PROBLEM TO WORK ON:
Each line below should be quoted exactly, please.

☆ ☆ ☆ ☆

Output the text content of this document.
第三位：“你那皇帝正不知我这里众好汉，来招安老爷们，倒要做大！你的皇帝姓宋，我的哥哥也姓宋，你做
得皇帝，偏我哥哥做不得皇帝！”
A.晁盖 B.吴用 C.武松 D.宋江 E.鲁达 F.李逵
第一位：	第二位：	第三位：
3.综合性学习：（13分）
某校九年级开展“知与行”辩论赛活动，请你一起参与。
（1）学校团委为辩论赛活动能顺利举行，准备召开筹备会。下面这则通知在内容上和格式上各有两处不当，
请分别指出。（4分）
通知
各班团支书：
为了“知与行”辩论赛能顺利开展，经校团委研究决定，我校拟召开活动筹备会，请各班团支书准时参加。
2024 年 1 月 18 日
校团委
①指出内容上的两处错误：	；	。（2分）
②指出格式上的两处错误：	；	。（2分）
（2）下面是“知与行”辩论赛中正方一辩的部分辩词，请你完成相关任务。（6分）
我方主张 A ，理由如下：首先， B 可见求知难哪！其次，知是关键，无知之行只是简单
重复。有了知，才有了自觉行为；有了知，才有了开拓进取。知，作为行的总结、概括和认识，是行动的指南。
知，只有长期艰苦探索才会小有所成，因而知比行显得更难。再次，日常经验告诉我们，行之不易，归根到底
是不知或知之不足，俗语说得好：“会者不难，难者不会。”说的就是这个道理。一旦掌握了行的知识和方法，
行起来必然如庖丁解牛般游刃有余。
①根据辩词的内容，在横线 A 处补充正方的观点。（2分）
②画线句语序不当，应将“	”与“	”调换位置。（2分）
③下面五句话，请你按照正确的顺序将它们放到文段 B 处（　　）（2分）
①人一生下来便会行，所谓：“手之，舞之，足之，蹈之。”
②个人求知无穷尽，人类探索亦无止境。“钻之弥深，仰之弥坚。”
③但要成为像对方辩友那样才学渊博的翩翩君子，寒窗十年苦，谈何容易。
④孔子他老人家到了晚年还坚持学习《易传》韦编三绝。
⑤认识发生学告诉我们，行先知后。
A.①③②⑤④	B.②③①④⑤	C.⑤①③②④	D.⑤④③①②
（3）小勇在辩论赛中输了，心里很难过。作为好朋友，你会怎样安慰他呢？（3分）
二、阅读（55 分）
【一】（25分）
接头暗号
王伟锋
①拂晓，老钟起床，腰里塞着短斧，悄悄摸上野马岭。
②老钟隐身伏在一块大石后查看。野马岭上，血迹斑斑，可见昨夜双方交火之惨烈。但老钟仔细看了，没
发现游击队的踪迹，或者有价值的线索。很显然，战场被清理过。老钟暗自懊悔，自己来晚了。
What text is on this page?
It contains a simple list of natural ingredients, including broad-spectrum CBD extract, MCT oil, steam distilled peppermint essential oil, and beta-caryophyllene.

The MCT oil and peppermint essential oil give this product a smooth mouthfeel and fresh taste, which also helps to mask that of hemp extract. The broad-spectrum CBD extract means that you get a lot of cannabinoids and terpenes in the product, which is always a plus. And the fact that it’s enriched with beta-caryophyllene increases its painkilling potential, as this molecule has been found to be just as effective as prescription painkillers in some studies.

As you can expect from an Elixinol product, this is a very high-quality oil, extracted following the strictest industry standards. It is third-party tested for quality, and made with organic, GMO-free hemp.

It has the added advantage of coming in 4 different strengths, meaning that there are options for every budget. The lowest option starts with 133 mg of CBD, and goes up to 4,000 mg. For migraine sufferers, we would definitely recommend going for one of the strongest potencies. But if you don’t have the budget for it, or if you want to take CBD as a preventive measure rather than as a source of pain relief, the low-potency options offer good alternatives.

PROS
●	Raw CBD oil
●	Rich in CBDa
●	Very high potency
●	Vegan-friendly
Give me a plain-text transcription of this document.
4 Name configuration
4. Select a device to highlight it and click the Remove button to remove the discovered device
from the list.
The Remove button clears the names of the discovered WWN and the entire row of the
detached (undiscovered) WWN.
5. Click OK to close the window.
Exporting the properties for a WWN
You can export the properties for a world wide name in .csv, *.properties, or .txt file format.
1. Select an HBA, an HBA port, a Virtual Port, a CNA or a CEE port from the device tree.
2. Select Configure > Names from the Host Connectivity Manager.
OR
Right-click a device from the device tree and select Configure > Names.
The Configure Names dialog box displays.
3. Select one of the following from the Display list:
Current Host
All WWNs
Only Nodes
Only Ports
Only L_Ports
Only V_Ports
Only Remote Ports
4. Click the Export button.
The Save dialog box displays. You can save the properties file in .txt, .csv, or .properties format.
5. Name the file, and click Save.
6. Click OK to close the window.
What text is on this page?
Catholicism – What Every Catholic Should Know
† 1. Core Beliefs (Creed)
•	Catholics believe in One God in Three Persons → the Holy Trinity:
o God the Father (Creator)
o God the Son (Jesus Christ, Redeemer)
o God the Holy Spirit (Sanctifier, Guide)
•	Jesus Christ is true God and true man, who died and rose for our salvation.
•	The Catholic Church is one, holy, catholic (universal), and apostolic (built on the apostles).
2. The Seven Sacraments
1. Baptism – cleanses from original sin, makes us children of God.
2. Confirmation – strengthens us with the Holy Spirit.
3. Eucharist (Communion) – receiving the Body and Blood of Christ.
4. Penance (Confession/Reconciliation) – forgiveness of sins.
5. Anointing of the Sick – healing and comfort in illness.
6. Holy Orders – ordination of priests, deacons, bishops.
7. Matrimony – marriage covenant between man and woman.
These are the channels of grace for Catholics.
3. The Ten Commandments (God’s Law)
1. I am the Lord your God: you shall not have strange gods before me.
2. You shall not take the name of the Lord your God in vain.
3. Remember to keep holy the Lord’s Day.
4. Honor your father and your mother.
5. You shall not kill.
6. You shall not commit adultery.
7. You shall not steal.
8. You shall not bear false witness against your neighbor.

☆ ☆ ☆ ☆

SOLUTION TO THE PROBLEM:
Output the text content of this document.
第三位：“你那皇帝正不知我这里众好汉，来招安老爷们，倒要做大！你的皇帝姓宋，我的哥哥也姓宋，你做
得皇帝，偏我哥哥做不得皇帝！”
A.晁盖 B.吴用 C.武松 D.宋江 E.鲁达 F.李逵
第一位：	第二位：	第三位：
3.综合性学习：（13分）
某校九年级开展“知与行”辩论赛活动，请你一起参与。
（1）学校团委为辩论赛活动能顺利举行，准备召开筹备会。下面这则通知在内容上和格式上各有两处不当，
请分别指出。（4分）
通知
各班团支书：
为了“知与行”辩论赛能顺利开展，经校团委研究决定，我校拟召开活动筹备会，请各班团支书准时参加。
2024 年 1 月 18 日
校团委
①指出内容上的两处错误：	；	。（2分）
②指出格式上的两处错误：	；	。（2分）
（2）下面是“知与行”辩论赛中正方一辩的部分辩词，请你完成相关任务。（6分）
我方主张 A ，理由如下：首先， B 可见求知难哪！其次，知是关键，无知之行只是简单
重复。有了知，才有了自觉行为；有了知，才有了开拓进取。知，作为行的总结、概括和认识，是行动的指南。
知，只有长期艰苦探索才会小有所成，因而知比行显得更难。再次，日常经验告诉我们，行之不易，归根到底
是不知或知之不足，俗语说得好：“会者不难，难者不会。”说的就是这个道理。一旦掌握了行的知识和方法，
行起来必然如庖丁解牛般游刃有余。
①根据辩词的内容，在横线 A 处补充正方的观点。（2分）
②画线句语序不当，应将“	”与“	”调换位置。（2分）
③下面五句话，请你按照正确的顺序将它们放到文段 B 处（　　）（2分）
①人一生下来便会行，所谓：“手之，舞之，足之，蹈之。”
②个人求知无穷尽，人类探索亦无止境。“钻之弥深，仰之弥坚。”
③但要成为像对方辩友那样才学渊博的翩翩君子，寒窗十年苦，谈何容易。
④孔子他老人家到了晚年还坚持学习《易传》韦编三绝。
⑤认识发生学告诉我们，行先知后。
A.①③②⑤④	B.②③①④⑤	C.⑤①③②④	D.⑤④③①②
（3）小勇在辩论赛中输了，心里很难过。作为好朋友，你会怎样安慰他呢？（3分）
二、阅读（55 分）
【一】（25分）
接头暗号
王伟锋
①拂晓，老钟起床，腰里塞着短斧，悄悄摸上野马岭。
②老钟隐身伏在一块大石后查看。野马岭上，血迹斑斑，可见昨夜双方交火之惨烈。但老钟仔细看了，没
发现游击队的踪迹，或者有价值的线索。很显然，战场被清理过。老钟暗自懊悔，自己来晚了。
What text is on this page?
It contains a simple list of natural ingredients, including broad-spectrum CBD extract, MCT oil, steam distilled peppermint essential oil, and beta-caryophyllene.

The MCT oil and peppermint essential oil give this product a smooth mouthfeel and fresh taste, which also helps to mask that of hemp extract. The broad-spectrum CBD extract means that you get a lot of cannabinoids and terpenes in the product, which is always a plus. And the fact that it’s enriched with beta-caryophyllene increases its painkilling potential, as this molecule has been found to be just as effective as prescription painkillers in some studies.

As you can expect from an Elixinol product, this is a very high-quality oil, extracted following the strictest industry standards. It is third-party tested for quality, and made with organic, GMO-free hemp.

It has the added advantage of coming in 4 different strengths, meaning that there are options for every budget. The lowest option starts with 133 mg of CBD, and goes up to 4,000 mg. For migraine sufferers, we would definitely recommend going for one of the strongest potencies. But if you don’t have the budget for it, or if you want to take CBD as a preventive measure rather than as a source of pain relief, the low-potency options offer good alternatives.

PROS
●	Raw CBD oil
●	Rich in CBDa
●	Very high potency
●	Vegan-friendly
Give me a plain-text transcription of this document.
4 Name configuration
4. Select a device to highlight it and click the Remove button to remove the discovered device
from the list.
The Remove button clears the names of the discovered WWN and the entire row of the
detached (undiscovered) WWN.
5. Click OK to close the window.
Exporting the properties for a WWN
You can export the properties for a world wide name in .csv, *.properties, or .txt file format.
1. Select an HBA, an HBA port, a Virtual Port, a CNA or a CEE port from the device tree.
2. Select Configure > Names from the Host Connectivity Manager.
OR
Right-click a device from the device tree and select Configure > Names.
The Configure Names dialog box displays.
3. Select one of the following from the Display list:
Current Host
All WWNs
Only Nodes
Only Ports
Only L_Ports
Only V_Ports
Only Remote Ports
4. Click the Export button.
The Save dialog box displays. You can save the properties file in .txt, .csv, or .properties format.
5. Name the file, and click Save.
6. Click OK to close the window.
What text is on this page?
Catholicism – What Every Catholic Should Know
† 1. Core Beliefs (Creed)
•	Catholics believe in One God in Three Persons → the Holy Trinity:
o God the Father (Creator)
o God the Son (Jesus Christ, Redeemer)
o God the Holy Spirit (Sanctifier, Guide)
•	Jesus Christ is true God and true man, who died and rose for our salvation.
•	The Catholic Church is one, holy, catholic (universal), and apostolic (built on the apostles).
2. The Seven Sacraments
1. Baptism – cleanses from original sin, makes us children of God.
2. Confirmation – strengthens us with the Holy Spirit.
3. Eucharist (Communion) – receiving the Body and Blood of Christ.
4. Penance (Confession/Reconciliation) – forgiveness of sins.
5. Anointing of the Sick – healing and comfort in illness.
6. Holy Orders – ordination of priests, deacons, bishops.
7. Matrimony – marriage covenant between man and woman.
These are the channels of grace for Catholics.
3. The Ten Commandments (God’s Law)
1. I am the Lord your God: you shall not have strange gods before me.
2. You shall not take the name of the Lord your God in vain.
3. Remember to keep holy the Lord’s Day.
4. Honor your father and your mother.
5. You shall not kill.
6. You shall not commit adultery.
7. You shall not steal.
8. You shall not bear false witness against your neighbor.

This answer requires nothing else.